[Element box data]
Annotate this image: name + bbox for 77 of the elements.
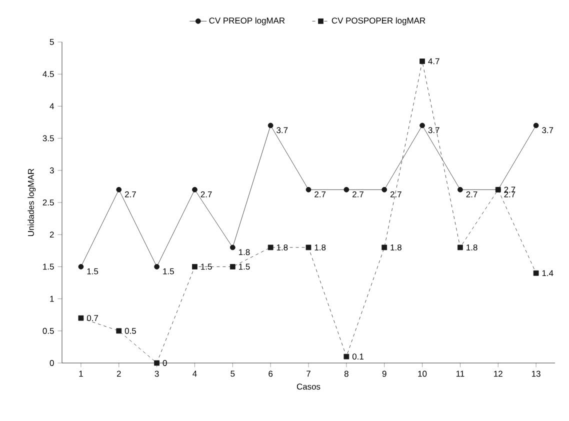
- data-label: 0.1: [352, 354, 364, 360]
- point: [78, 315, 84, 321]
- data-label: 2.7: [352, 191, 364, 198]
- data-label: 0.7: [86, 315, 98, 322]
- data-label: 1.8: [239, 249, 250, 256]
- point: [306, 244, 312, 250]
- x-tick-label: 10: [418, 370, 427, 377]
- point: [154, 360, 160, 366]
- point: [382, 186, 388, 192]
- data-label: 1.8: [466, 244, 478, 250]
- point: [382, 244, 388, 250]
- y-tick-label: 4: [50, 103, 54, 110]
- data-label: 0: [162, 360, 167, 366]
- y-tick-label: 3.5: [42, 135, 54, 142]
- data-label: 2.7: [314, 191, 326, 198]
- x-tick-label: 8: [344, 370, 348, 377]
- legend-label: CV PREOP logMAR: [209, 17, 285, 26]
- data-label: 1.8: [314, 244, 326, 250]
- y-tick-label: 4.5: [42, 71, 54, 78]
- y-tick-label: 1: [50, 296, 54, 302]
- x-tick-label: 11: [456, 370, 464, 377]
- x-tick-label: 1: [79, 370, 83, 377]
- data-label: 2.7: [466, 191, 478, 198]
- data-label: 1.4: [542, 270, 554, 276]
- data-label: 3.7: [428, 127, 440, 134]
- data-label: 2.7: [504, 186, 516, 193]
- point: [344, 354, 350, 360]
- data-label: 2.7: [125, 191, 136, 198]
- point: [78, 264, 84, 270]
- data-label: 3.7: [276, 127, 288, 134]
- point: [230, 264, 236, 270]
- x-axis-title: Casos: [296, 384, 320, 390]
- x-tick-label: 4: [192, 370, 197, 377]
- point: [116, 186, 122, 192]
- y-tick-label: 5: [50, 39, 54, 45]
- point: [533, 270, 539, 276]
- data-label: 1.5: [163, 268, 174, 274]
- x-tick-label: 13: [532, 370, 540, 377]
- y-tick-label: 2: [50, 232, 54, 238]
- data-label: 1.5: [201, 264, 212, 270]
- point: [192, 264, 198, 270]
- y-tick-label: 2.5: [42, 200, 54, 206]
- y-tick-label: 1.5: [43, 264, 54, 270]
- x-tick-label: 3: [154, 370, 159, 377]
- y-axis-title: Unidades logMAR: [28, 168, 36, 236]
- data-label: 1.8: [390, 244, 402, 250]
- point: [420, 58, 425, 64]
- y-tick-label: 0.5: [42, 328, 54, 334]
- point: [116, 328, 122, 334]
- data-label: 2.7: [390, 191, 402, 198]
- x-tick-label: 7: [306, 370, 310, 377]
- point: [344, 186, 350, 192]
- point: [268, 244, 274, 250]
- data-label: 1.5: [87, 268, 98, 274]
- x-tick-label: 9: [382, 370, 386, 377]
- point: [306, 186, 312, 192]
- legend-label: CV POSPOPER logMAR: [332, 17, 426, 26]
- x-tick-label: 5: [230, 370, 235, 377]
- point: [420, 122, 425, 128]
- x-tick-label: 2: [116, 370, 121, 377]
- point: [154, 264, 160, 270]
- point: [192, 186, 198, 192]
- point: [230, 244, 236, 250]
- y-tick-label: 3: [50, 167, 54, 174]
- data-label: 4.7: [428, 58, 440, 64]
- point: [458, 186, 463, 192]
- data-label: 1.8: [276, 244, 288, 250]
- point: [533, 122, 539, 128]
- y-tick-label: 0: [50, 360, 54, 366]
- x-tick-label: 6: [268, 370, 273, 377]
- point: [458, 244, 463, 250]
- data-label: 2.7: [200, 191, 212, 198]
- data-label: 3.7: [542, 127, 554, 134]
- data-label: 0.5: [124, 328, 136, 334]
- point: [268, 122, 274, 128]
- data-label: 1.5: [239, 264, 250, 270]
- x-tick-label: 12: [494, 370, 502, 377]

» Problem details:
Turn every line of the data above into a JSON list of strings, one string per line, with blank lines skipped. Leave the pictures out.

» Correct output:
[
  "Annotate this image: name + bbox for 77 of the elements.",
  "- data-label: 0.1: [352, 354, 364, 360]",
  "- point: [78, 315, 84, 321]",
  "- data-label: 2.7: [352, 191, 364, 198]",
  "- data-label: 0.7: [86, 315, 98, 322]",
  "- data-label: 1.8: [239, 249, 250, 256]",
  "- point: [306, 244, 312, 250]",
  "- x-tick-label: 10: [418, 370, 427, 377]",
  "- point: [154, 360, 160, 366]",
  "- point: [382, 186, 388, 192]",
  "- data-label: 1.8: [466, 244, 478, 250]",
  "- point: [382, 244, 388, 250]",
  "- y-tick-label: 4: [50, 103, 54, 110]",
  "- data-label: 0: [162, 360, 167, 366]",
  "- y-tick-label: 3.5: [42, 135, 54, 142]",
  "- data-label: 2.7: [314, 191, 326, 198]",
  "- x-tick-label: 8: [344, 370, 348, 377]",
  "- legend-label: CV PREOP logMAR: [209, 17, 285, 26]",
  "- data-label: 1.8: [314, 244, 326, 250]",
  "- y-tick-label: 4.5: [42, 71, 54, 78]",
  "- y-tick-label: 1: [50, 296, 54, 302]",
  "- x-tick-label: 11: [456, 370, 464, 377]",
  "- x-tick-label: 1: [79, 370, 83, 377]",
  "- data-label: 2.7: [466, 191, 478, 198]",
  "- data-label: 1.4: [542, 270, 554, 276]",
  "- data-label: 3.7: [428, 127, 440, 134]",
  "- data-label: 2.7: [504, 186, 516, 193]",
  "- point: [344, 354, 350, 360]",
  "- data-label: 2.7: [125, 191, 136, 198]",
  "- point: [78, 264, 84, 270]",
  "- data-label: 3.7: [276, 127, 288, 134]",
  "- point: [230, 264, 236, 270]",
  "- x-axis-title: Casos: [296, 384, 320, 390]",
  "- x-tick-label: 4: [192, 370, 197, 377]",
  "- point: [116, 186, 122, 192]",
  "- y-tick-label: 5: [50, 39, 54, 45]",
  "- point: [533, 270, 539, 276]",
  "- data-label: 1.5: [163, 268, 174, 274]",
  "- x-tick-label: 13: [532, 370, 540, 377]",
  "- y-tick-label: 2: [50, 232, 54, 238]",
  "- data-label: 1.5: [201, 264, 212, 270]",
  "- point: [192, 264, 198, 270]",
  "- y-tick-label: 2.5: [42, 200, 54, 206]",
  "- y-tick-label: 1.5: [43, 264, 54, 270]",
  "- x-tick-label: 3: [154, 370, 159, 377]",
  "- y-axis-title: Unidades logMAR: [28, 168, 36, 236]",
  "- data-label: 1.8: [390, 244, 402, 250]",
  "- point: [420, 58, 425, 64]",
  "- y-tick-label: 0.5: [42, 328, 54, 334]",
  "- point: [116, 328, 122, 334]",
  "- data-label: 2.7: [390, 191, 402, 198]",
  "- x-tick-label: 7: [306, 370, 310, 377]",
  "- point: [344, 186, 350, 192]",
  "- point: [268, 244, 274, 250]",
  "- data-label: 1.5: [87, 268, 98, 274]",
  "- x-tick-label: 9: [382, 370, 386, 377]",
  "- point: [306, 186, 312, 192]",
  "- legend-label: CV POSPOPER logMAR: [332, 17, 426, 26]",
  "- x-tick-label: 5: [230, 370, 235, 377]",
  "- point: [420, 122, 425, 128]",
  "- x-tick-label: 2: [116, 370, 121, 377]",
  "- point: [154, 264, 160, 270]",
  "- point: [192, 186, 198, 192]",
  "- point: [230, 244, 236, 250]",
  "- y-tick-label: 3: [50, 167, 54, 174]",
  "- data-label: 4.7: [428, 58, 440, 64]",
  "- point: [458, 186, 463, 192]",
  "- data-label: 1.8: [276, 244, 288, 250]",
  "- point: [533, 122, 539, 128]",
  "- y-tick-label: 0: [50, 360, 54, 366]",
  "- x-tick-label: 6: [268, 370, 273, 377]",
  "- point: [458, 244, 463, 250]",
  "- data-label: 2.7: [200, 191, 212, 198]",
  "- data-label: 3.7: [542, 127, 554, 134]",
  "- data-label: 0.5: [124, 328, 136, 334]",
  "- point: [268, 122, 274, 128]",
  "- data-label: 1.5: [239, 264, 250, 270]",
  "- x-tick-label: 12: [494, 370, 502, 377]"
]